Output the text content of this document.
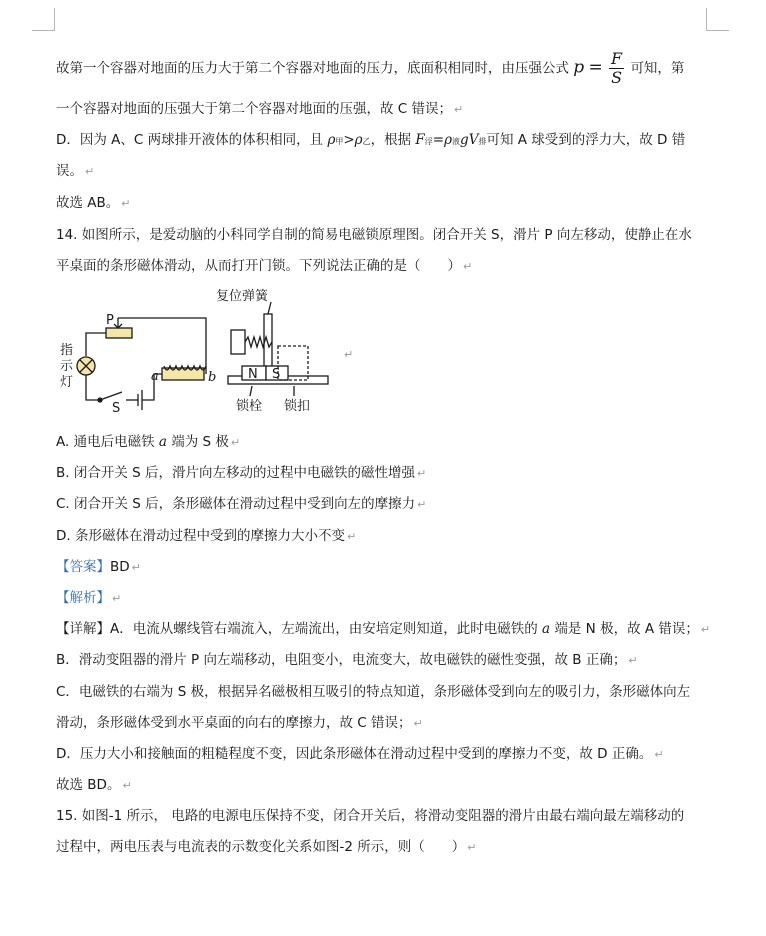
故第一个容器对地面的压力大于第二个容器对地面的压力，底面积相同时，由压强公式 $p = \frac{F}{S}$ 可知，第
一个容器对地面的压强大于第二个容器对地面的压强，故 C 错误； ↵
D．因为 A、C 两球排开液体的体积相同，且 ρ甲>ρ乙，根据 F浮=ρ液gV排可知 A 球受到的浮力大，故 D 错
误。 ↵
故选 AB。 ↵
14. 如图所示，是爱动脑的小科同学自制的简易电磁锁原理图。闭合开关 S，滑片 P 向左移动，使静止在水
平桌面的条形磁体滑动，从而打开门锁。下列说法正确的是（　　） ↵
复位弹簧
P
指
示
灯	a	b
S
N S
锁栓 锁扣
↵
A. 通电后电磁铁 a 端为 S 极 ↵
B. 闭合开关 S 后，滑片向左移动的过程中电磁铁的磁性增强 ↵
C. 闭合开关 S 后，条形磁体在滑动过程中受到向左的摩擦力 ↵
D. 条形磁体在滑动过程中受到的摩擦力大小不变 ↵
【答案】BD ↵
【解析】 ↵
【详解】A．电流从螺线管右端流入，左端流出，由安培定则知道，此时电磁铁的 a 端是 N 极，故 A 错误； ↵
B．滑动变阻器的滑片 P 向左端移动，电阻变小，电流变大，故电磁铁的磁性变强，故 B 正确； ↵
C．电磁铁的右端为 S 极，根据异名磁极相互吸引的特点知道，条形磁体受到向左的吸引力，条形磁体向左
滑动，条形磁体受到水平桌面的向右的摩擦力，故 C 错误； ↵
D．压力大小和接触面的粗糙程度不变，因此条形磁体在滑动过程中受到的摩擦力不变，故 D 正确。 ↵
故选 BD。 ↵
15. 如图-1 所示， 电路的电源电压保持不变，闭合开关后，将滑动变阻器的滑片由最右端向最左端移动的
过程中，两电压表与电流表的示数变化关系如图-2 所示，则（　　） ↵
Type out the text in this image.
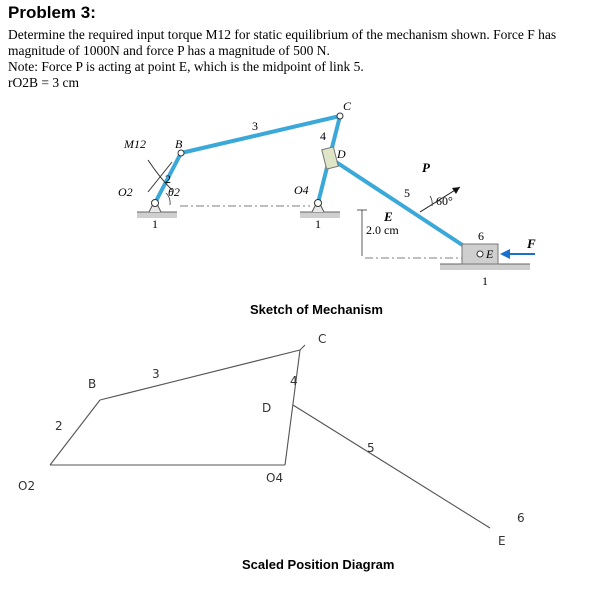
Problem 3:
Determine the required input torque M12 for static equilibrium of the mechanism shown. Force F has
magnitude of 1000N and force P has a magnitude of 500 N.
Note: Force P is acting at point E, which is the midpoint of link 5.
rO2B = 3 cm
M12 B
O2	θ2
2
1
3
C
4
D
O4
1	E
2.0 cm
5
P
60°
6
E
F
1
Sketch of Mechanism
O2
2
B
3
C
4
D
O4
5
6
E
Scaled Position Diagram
*-*-*
Challenge: Without the pictures, print the records in full, exactly as they appear.

Finished exercise:
Output the text content of this document.
故第一个容器对地面的压力大于第二个容器对地面的压力，底面积相同时，由压强公式 $p = \frac{F}{S}$ 可知，第
一个容器对地面的压强大于第二个容器对地面的压强，故 C 错误； ↵
D．因为 A、C 两球排开液体的体积相同，且 ρ甲>ρ乙，根据 F浮=ρ液gV排可知 A 球受到的浮力大，故 D 错
误。 ↵
故选 AB。 ↵
14. 如图所示，是爱动脑的小科同学自制的简易电磁锁原理图。闭合开关 S，滑片 P 向左移动，使静止在水
平桌面的条形磁体滑动，从而打开门锁。下列说法正确的是（　　） ↵
复位弹簧
P
指
示
灯	a	b
S
N S
锁栓 锁扣
↵
A. 通电后电磁铁 a 端为 S 极 ↵
B. 闭合开关 S 后，滑片向左移动的过程中电磁铁的磁性增强 ↵
C. 闭合开关 S 后，条形磁体在滑动过程中受到向左的摩擦力 ↵
D. 条形磁体在滑动过程中受到的摩擦力大小不变 ↵
【答案】BD ↵
【解析】 ↵
【详解】A．电流从螺线管右端流入，左端流出，由安培定则知道，此时电磁铁的 a 端是 N 极，故 A 错误； ↵
B．滑动变阻器的滑片 P 向左端移动，电阻变小，电流变大，故电磁铁的磁性变强，故 B 正确； ↵
C．电磁铁的右端为 S 极，根据异名磁极相互吸引的特点知道，条形磁体受到向左的吸引力，条形磁体向左
滑动，条形磁体受到水平桌面的向右的摩擦力，故 C 错误； ↵
D．压力大小和接触面的粗糙程度不变，因此条形磁体在滑动过程中受到的摩擦力不变，故 D 正确。 ↵
故选 BD。 ↵
15. 如图-1 所示， 电路的电源电压保持不变，闭合开关后，将滑动变阻器的滑片由最右端向最左端移动的
过程中，两电压表与电流表的示数变化关系如图-2 所示，则（　　） ↵
Type out the text in this image.
Problem 3:
Determine the required input torque M12 for static equilibrium of the mechanism shown. Force F has
magnitude of 1000N and force P has a magnitude of 500 N.
Note: Force P is acting at point E, which is the midpoint of link 5.
rO2B = 3 cm
M12 B
O2	θ2
2
1
3
C
4
D
O4
1	E
2.0 cm
5
P
60°
6
E
F
1
Sketch of Mechanism
O2
2
B
3
C
4
D
O4
5
6
E
Scaled Position Diagram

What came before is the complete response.